What the exercise asks
Give the data below again, word for word.
-- Start The input --
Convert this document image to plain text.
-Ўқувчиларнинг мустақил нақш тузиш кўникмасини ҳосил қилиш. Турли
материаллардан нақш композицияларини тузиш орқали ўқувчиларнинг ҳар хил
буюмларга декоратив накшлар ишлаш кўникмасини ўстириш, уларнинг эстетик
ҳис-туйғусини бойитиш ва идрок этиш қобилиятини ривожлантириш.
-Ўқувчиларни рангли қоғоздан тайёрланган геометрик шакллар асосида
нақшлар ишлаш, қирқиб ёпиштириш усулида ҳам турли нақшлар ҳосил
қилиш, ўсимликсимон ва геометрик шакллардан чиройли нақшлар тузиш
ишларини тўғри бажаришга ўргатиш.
-- End The input --
Result
Convert this document image to plain text.
-Ўқувчиларнинг мустақил нақш тузиш кўникмасини ҳосил қилиш. Турли
материаллардан нақш композицияларини тузиш орқали ўқувчиларнинг ҳар хил
буюмларга декоратив накшлар ишлаш кўникмасини ўстириш, уларнинг эстетик
ҳис-туйғусини бойитиш ва идрок этиш қобилиятини ривожлантириш.
-Ўқувчиларни рангли қоғоздан тайёрланган геометрик шакллар асосида
нақшлар ишлаш, қирқиб ёпиштириш усулида ҳам турли нақшлар ҳосил
қилиш, ўсимликсимон ва геометрик шакллардан чиройли нақшлар тузиш
ишларини тўғри бажаришга ўргатиш.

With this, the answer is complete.